■ TASK:
Look through the material below. Copy each line that contains the string "title".

Saved entries
|---|

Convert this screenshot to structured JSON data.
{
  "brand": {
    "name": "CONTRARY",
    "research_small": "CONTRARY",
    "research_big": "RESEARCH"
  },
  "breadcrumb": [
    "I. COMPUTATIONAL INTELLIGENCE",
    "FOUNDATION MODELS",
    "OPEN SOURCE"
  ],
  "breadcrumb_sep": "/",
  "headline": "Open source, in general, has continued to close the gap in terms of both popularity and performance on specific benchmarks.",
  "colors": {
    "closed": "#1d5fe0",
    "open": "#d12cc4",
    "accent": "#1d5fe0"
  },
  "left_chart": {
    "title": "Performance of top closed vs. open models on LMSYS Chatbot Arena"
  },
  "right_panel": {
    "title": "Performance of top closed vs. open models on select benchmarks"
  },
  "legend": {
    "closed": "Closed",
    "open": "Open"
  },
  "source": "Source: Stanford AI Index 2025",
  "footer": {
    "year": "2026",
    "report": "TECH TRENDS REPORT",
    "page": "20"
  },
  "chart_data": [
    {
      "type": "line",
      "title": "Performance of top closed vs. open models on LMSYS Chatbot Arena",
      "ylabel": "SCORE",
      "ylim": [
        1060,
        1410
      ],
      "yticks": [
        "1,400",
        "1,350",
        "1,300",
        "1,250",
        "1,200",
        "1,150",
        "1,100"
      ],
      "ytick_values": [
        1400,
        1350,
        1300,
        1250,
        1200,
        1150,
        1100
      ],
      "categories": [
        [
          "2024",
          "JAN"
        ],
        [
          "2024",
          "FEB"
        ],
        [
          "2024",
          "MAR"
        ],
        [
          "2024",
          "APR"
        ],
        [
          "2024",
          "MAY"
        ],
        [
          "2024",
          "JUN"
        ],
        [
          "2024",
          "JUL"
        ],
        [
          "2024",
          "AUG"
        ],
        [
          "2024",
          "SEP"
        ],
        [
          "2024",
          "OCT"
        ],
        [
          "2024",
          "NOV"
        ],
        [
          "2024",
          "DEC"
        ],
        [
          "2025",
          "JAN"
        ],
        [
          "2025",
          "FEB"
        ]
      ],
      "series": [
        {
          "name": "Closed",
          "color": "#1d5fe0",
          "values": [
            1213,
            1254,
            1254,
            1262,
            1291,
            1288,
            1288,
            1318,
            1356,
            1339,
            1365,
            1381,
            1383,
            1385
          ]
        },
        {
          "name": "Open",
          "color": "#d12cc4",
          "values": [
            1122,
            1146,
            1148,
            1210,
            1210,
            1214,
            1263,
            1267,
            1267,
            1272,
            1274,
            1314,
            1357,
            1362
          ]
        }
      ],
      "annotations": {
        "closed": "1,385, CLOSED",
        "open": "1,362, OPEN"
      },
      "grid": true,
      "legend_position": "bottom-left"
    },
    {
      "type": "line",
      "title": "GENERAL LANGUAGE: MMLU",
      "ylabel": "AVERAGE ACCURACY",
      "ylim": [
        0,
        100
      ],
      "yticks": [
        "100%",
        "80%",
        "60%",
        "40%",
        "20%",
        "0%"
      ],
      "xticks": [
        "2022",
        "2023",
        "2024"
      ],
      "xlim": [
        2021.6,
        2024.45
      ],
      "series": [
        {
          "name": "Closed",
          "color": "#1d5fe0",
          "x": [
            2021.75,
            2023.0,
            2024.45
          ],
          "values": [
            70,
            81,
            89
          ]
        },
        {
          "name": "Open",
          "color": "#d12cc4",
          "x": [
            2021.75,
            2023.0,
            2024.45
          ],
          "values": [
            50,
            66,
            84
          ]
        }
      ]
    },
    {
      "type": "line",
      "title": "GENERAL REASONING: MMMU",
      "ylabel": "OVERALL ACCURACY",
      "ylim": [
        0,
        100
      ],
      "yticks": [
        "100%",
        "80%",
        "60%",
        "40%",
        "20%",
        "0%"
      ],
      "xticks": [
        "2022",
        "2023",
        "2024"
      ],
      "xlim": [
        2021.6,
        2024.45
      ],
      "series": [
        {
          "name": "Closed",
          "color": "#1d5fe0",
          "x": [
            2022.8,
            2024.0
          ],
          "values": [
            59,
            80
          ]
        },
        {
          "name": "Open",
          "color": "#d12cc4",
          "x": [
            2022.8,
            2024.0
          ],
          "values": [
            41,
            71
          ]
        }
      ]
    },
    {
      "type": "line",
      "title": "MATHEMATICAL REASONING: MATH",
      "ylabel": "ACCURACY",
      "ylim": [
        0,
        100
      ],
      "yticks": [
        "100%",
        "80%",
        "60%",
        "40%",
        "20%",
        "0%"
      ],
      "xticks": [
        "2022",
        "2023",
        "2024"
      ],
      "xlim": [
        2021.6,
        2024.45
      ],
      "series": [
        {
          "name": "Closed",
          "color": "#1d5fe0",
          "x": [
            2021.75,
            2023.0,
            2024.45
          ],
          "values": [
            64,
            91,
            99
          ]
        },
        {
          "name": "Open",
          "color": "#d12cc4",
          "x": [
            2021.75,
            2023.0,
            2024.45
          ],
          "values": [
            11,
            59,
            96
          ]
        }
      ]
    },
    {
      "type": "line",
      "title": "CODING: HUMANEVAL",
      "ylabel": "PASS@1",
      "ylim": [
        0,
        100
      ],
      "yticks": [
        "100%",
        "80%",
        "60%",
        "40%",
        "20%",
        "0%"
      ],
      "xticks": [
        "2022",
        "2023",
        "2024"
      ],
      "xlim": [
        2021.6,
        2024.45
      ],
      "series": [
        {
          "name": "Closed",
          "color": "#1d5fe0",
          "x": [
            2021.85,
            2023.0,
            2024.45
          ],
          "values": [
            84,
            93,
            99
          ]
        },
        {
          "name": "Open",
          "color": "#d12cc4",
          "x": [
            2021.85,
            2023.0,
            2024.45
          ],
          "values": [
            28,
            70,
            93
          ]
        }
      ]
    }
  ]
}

|---|

■ RESPONSE TO THE EXERCISE:
    "title": "Performance of top closed vs. open models on LMSYS Chatbot Arena"
    "title": "Performance of top closed vs. open models on select benchmarks"
      "title": "Performance of top closed vs. open models on LMSYS Chatbot Arena",
      "title": "GENERAL LANGUAGE: MMLU",
      "title": "GENERAL REASONING: MMMU",
      "title": "MATHEMATICAL REASONING: MATH",
      "title": "CODING: HUMANEVAL",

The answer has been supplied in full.